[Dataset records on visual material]
○ ○ ○ ○ ○ ○ ○

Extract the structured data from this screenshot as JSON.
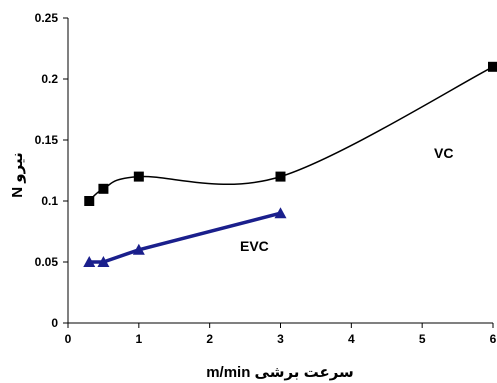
{
  "chart_data": {
    "type": "line",
    "xlabel": "سرعت برشی m/min",
    "ylabel": "نیرو N",
    "xlim": [
      0,
      6
    ],
    "ylim": [
      0,
      0.25
    ],
    "x_ticks": [
      0,
      1,
      2,
      3,
      4,
      5,
      6
    ],
    "y_ticks": [
      "0",
      "0.05",
      "0.1",
      "0.15",
      "0.2",
      "0.25"
    ],
    "grid": false,
    "legend": "none",
    "series": [
      {
        "name": "VC",
        "smooth": true,
        "color": "#000000",
        "marker": "square",
        "x": [
          0.3,
          0.5,
          1,
          3,
          6
        ],
        "y": [
          0.1,
          0.11,
          0.12,
          0.12,
          0.21
        ]
      },
      {
        "name": "EVC",
        "smooth": false,
        "color": "#1a1f8c",
        "marker": "triangle",
        "x": [
          0.3,
          0.5,
          1,
          3
        ],
        "y": [
          0.05,
          0.05,
          0.06,
          0.09
        ]
      }
    ]
  }
}
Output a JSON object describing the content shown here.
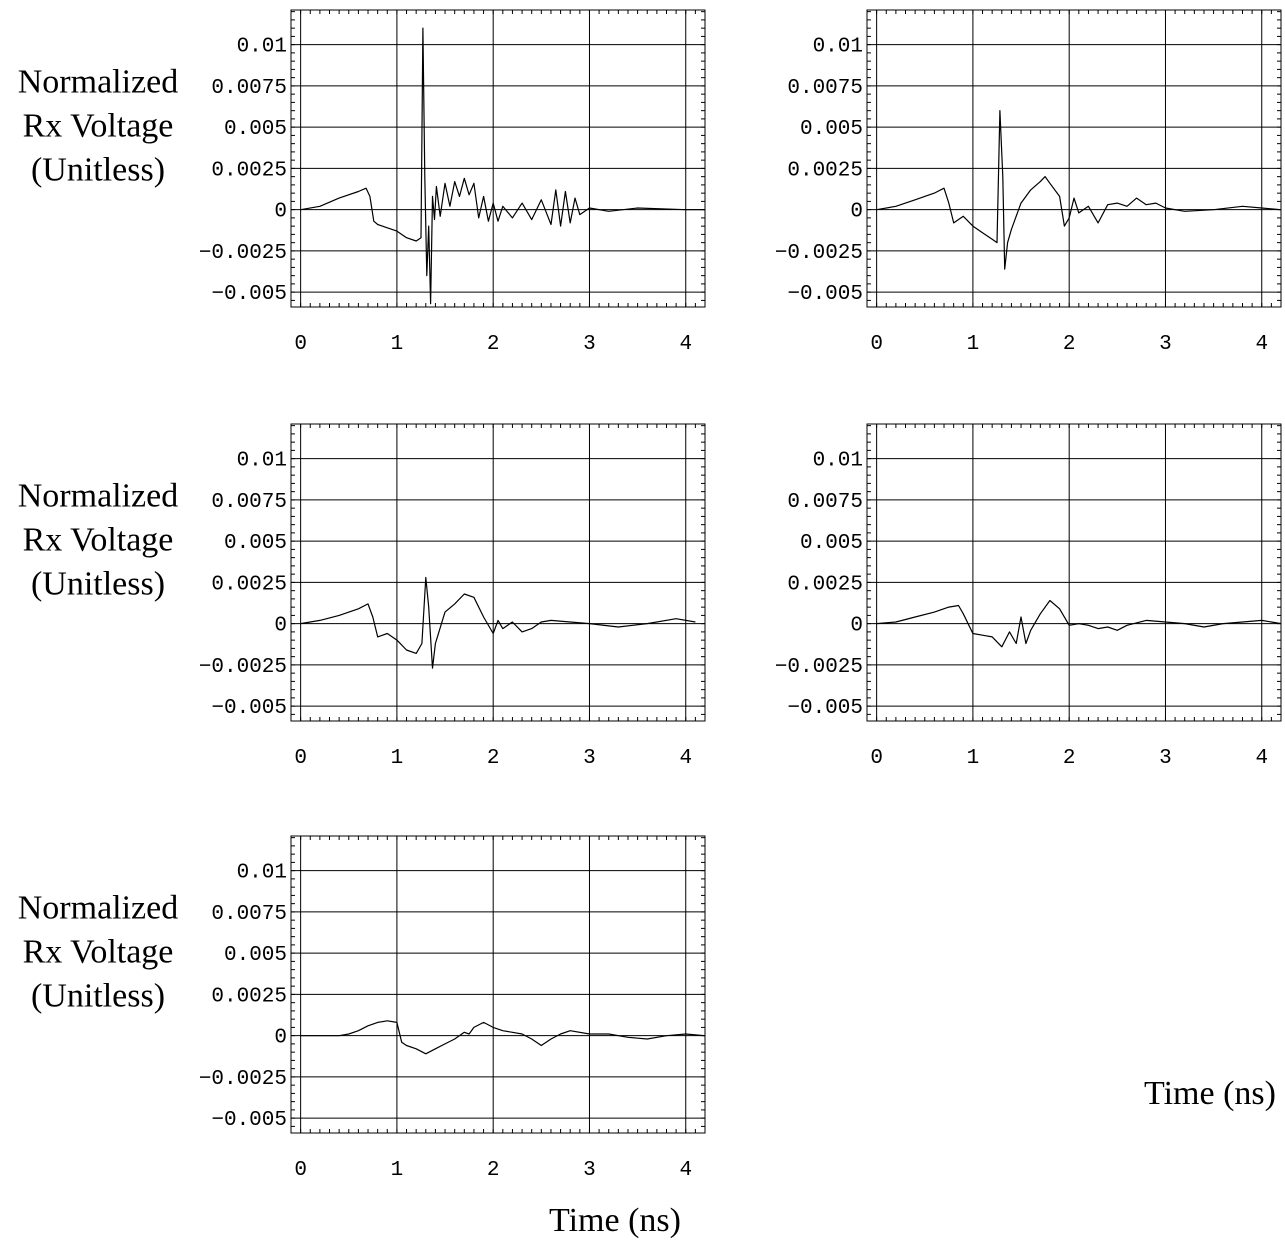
{
  "chart_data": [
    {
      "type": "line",
      "ylabel": [
        "Normalized",
        "Rx Voltage",
        "(Unitless)"
      ],
      "xlabel": "",
      "xlim": [
        -0.1,
        4.2
      ],
      "ylim": [
        -0.0059,
        0.0121
      ],
      "x_ticks": [
        "0",
        "1",
        "2",
        "3",
        "4"
      ],
      "y_ticks": [
        "0.01",
        "0.0075",
        "0.005",
        "0.0025",
        "0",
        "−0.0025",
        "−0.005"
      ],
      "grid": true,
      "series": [
        {
          "x": [
            0,
            0.2,
            0.4,
            0.6,
            0.68,
            0.72,
            0.76,
            0.8,
            0.9,
            1.0,
            1.1,
            1.2,
            1.25,
            1.27,
            1.29,
            1.31,
            1.33,
            1.35,
            1.37,
            1.39,
            1.41,
            1.45,
            1.5,
            1.55,
            1.6,
            1.65,
            1.7,
            1.75,
            1.8,
            1.85,
            1.9,
            1.95,
            2.0,
            2.05,
            2.1,
            2.2,
            2.3,
            2.4,
            2.5,
            2.6,
            2.65,
            2.7,
            2.75,
            2.8,
            2.85,
            2.9,
            3.0,
            3.2,
            3.5,
            4.0,
            4.2
          ],
          "y": [
            0,
            0.0002,
            0.0007,
            0.0011,
            0.0013,
            0.0008,
            -0.0007,
            -0.0009,
            -0.0011,
            -0.0013,
            -0.0017,
            -0.0019,
            -0.0017,
            0.011,
            0.002,
            -0.004,
            -0.001,
            -0.0057,
            0.0008,
            -0.0006,
            0.0014,
            -0.0004,
            0.0016,
            0.0002,
            0.0017,
            0.0008,
            0.0019,
            0.0009,
            0.0016,
            -0.0005,
            0.0008,
            -0.0007,
            0.0004,
            -0.0007,
            0.0002,
            -0.0005,
            0.0004,
            -0.0006,
            0.0006,
            -0.0009,
            0.0012,
            -0.001,
            0.0011,
            -0.0008,
            0.0007,
            -0.0003,
            0.0001,
            -0.0001,
            0.0001,
            0,
            0
          ]
        }
      ]
    },
    {
      "type": "line",
      "ylabel": [],
      "xlabel": "",
      "xlim": [
        -0.1,
        4.2
      ],
      "ylim": [
        -0.0059,
        0.0121
      ],
      "x_ticks": [
        "0",
        "1",
        "2",
        "3",
        "4"
      ],
      "y_ticks": [
        "0.01",
        "0.0075",
        "0.005",
        "0.0025",
        "0",
        "−0.0025",
        "−0.005"
      ],
      "grid": true,
      "series": [
        {
          "x": [
            0,
            0.2,
            0.4,
            0.6,
            0.7,
            0.75,
            0.8,
            0.9,
            1.0,
            1.1,
            1.2,
            1.25,
            1.28,
            1.31,
            1.33,
            1.36,
            1.4,
            1.5,
            1.6,
            1.7,
            1.75,
            1.8,
            1.9,
            1.95,
            2.0,
            2.05,
            2.1,
            2.2,
            2.3,
            2.4,
            2.5,
            2.6,
            2.7,
            2.8,
            2.9,
            3.0,
            3.2,
            3.5,
            3.8,
            4.0,
            4.2
          ],
          "y": [
            0,
            0.0002,
            0.0006,
            0.001,
            0.0013,
            0.0004,
            -0.0008,
            -0.0004,
            -0.001,
            -0.0014,
            -0.0018,
            -0.002,
            0.006,
            0.002,
            -0.0036,
            -0.002,
            -0.0012,
            0.0004,
            0.0012,
            0.0017,
            0.002,
            0.0016,
            0.0008,
            -0.001,
            -0.0005,
            0.0007,
            -0.0002,
            0.0002,
            -0.0008,
            0.0003,
            0.0004,
            0.0002,
            0.0007,
            0.0003,
            0.0004,
            0.0001,
            -0.0001,
            0,
            0.0002,
            0.0001,
            0
          ]
        }
      ]
    },
    {
      "type": "line",
      "ylabel": [
        "Normalized",
        "Rx Voltage",
        "(Unitless)"
      ],
      "xlabel": "",
      "xlim": [
        -0.1,
        4.2
      ],
      "ylim": [
        -0.0059,
        0.0121
      ],
      "x_ticks": [
        "0",
        "1",
        "2",
        "3",
        "4"
      ],
      "y_ticks": [
        "0.01",
        "0.0075",
        "0.005",
        "0.0025",
        "0",
        "−0.0025",
        "−0.005"
      ],
      "grid": true,
      "series": [
        {
          "x": [
            0,
            0.2,
            0.4,
            0.6,
            0.7,
            0.75,
            0.8,
            0.9,
            1.0,
            1.1,
            1.2,
            1.26,
            1.3,
            1.33,
            1.37,
            1.4,
            1.5,
            1.6,
            1.7,
            1.8,
            1.9,
            2.0,
            2.05,
            2.1,
            2.2,
            2.3,
            2.4,
            2.5,
            2.6,
            2.8,
            3.0,
            3.3,
            3.6,
            3.9,
            4.1
          ],
          "y": [
            0,
            0.0002,
            0.0005,
            0.0009,
            0.0012,
            0.0004,
            -0.0008,
            -0.0006,
            -0.001,
            -0.0016,
            -0.0018,
            -0.0012,
            0.0028,
            0.001,
            -0.0027,
            -0.0012,
            0.0007,
            0.0012,
            0.0018,
            0.0016,
            0.0004,
            -0.0006,
            0.0002,
            -0.0003,
            0.0001,
            -0.0005,
            -0.0003,
            0.0001,
            0.0002,
            0.0001,
            0,
            -0.0002,
            0,
            0.0003,
            0.0001
          ]
        }
      ]
    },
    {
      "type": "line",
      "ylabel": [],
      "xlabel": "Time (ns)",
      "xlim": [
        -0.1,
        4.2
      ],
      "ylim": [
        -0.0059,
        0.0121
      ],
      "x_ticks": [
        "0",
        "1",
        "2",
        "3",
        "4"
      ],
      "y_ticks": [
        "0.01",
        "0.0075",
        "0.005",
        "0.0025",
        "0",
        "−0.0025",
        "−0.005"
      ],
      "grid": true,
      "series": [
        {
          "x": [
            0,
            0.2,
            0.4,
            0.6,
            0.75,
            0.85,
            0.9,
            1.0,
            1.1,
            1.2,
            1.3,
            1.38,
            1.45,
            1.5,
            1.55,
            1.6,
            1.7,
            1.8,
            1.9,
            2.0,
            2.1,
            2.2,
            2.3,
            2.4,
            2.5,
            2.6,
            2.8,
            3.0,
            3.2,
            3.4,
            3.6,
            3.8,
            4.0,
            4.2
          ],
          "y": [
            0,
            0.0001,
            0.0004,
            0.0007,
            0.001,
            0.0011,
            0.0006,
            -0.0006,
            -0.0007,
            -0.0008,
            -0.0014,
            -0.0005,
            -0.0012,
            0.0004,
            -0.0012,
            -0.0004,
            0.0006,
            0.0014,
            0.0009,
            -0.0001,
            0,
            -0.0001,
            -0.0003,
            -0.0002,
            -0.0004,
            -0.0001,
            0.0002,
            0.0001,
            0,
            -0.0002,
            0,
            0.0001,
            0.0002,
            0
          ]
        }
      ]
    },
    {
      "type": "line",
      "ylabel": [
        "Normalized",
        "Rx Voltage",
        "(Unitless)"
      ],
      "xlabel": "Time (ns)",
      "xlim": [
        -0.1,
        4.2
      ],
      "ylim": [
        -0.0059,
        0.0121
      ],
      "x_ticks": [
        "0",
        "1",
        "2",
        "3",
        "4"
      ],
      "y_ticks": [
        "0.01",
        "0.0075",
        "0.005",
        "0.0025",
        "0",
        "−0.0025",
        "−0.005"
      ],
      "grid": true,
      "series": [
        {
          "x": [
            0,
            0.2,
            0.4,
            0.5,
            0.6,
            0.7,
            0.8,
            0.9,
            1.0,
            1.05,
            1.1,
            1.2,
            1.3,
            1.4,
            1.5,
            1.6,
            1.7,
            1.75,
            1.8,
            1.9,
            2.0,
            2.1,
            2.2,
            2.3,
            2.4,
            2.5,
            2.6,
            2.7,
            2.8,
            3.0,
            3.2,
            3.4,
            3.6,
            3.8,
            4.0,
            4.2
          ],
          "y": [
            0,
            0,
            0,
            0.0001,
            0.0003,
            0.0006,
            0.0008,
            0.0009,
            0.0008,
            -0.0004,
            -0.0006,
            -0.0008,
            -0.0011,
            -0.0008,
            -0.0005,
            -0.0002,
            0.0002,
            0.0001,
            0.0005,
            0.0008,
            0.0005,
            0.0003,
            0.0002,
            0.0001,
            -0.0002,
            -0.0006,
            -0.0002,
            0.0001,
            0.0003,
            0.0001,
            0.0001,
            -0.0001,
            -0.0002,
            0,
            0.0001,
            0
          ]
        }
      ]
    }
  ]
}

○ ○ ○ ○ ○ ○ ○

* WRITTEN REQUEST *
Search the data for "JSON". Copy every matching line.

* ANSWER IN FULL *
Extract the structured data from this screenshot as JSON.
Output a JSON object describing the content shown here.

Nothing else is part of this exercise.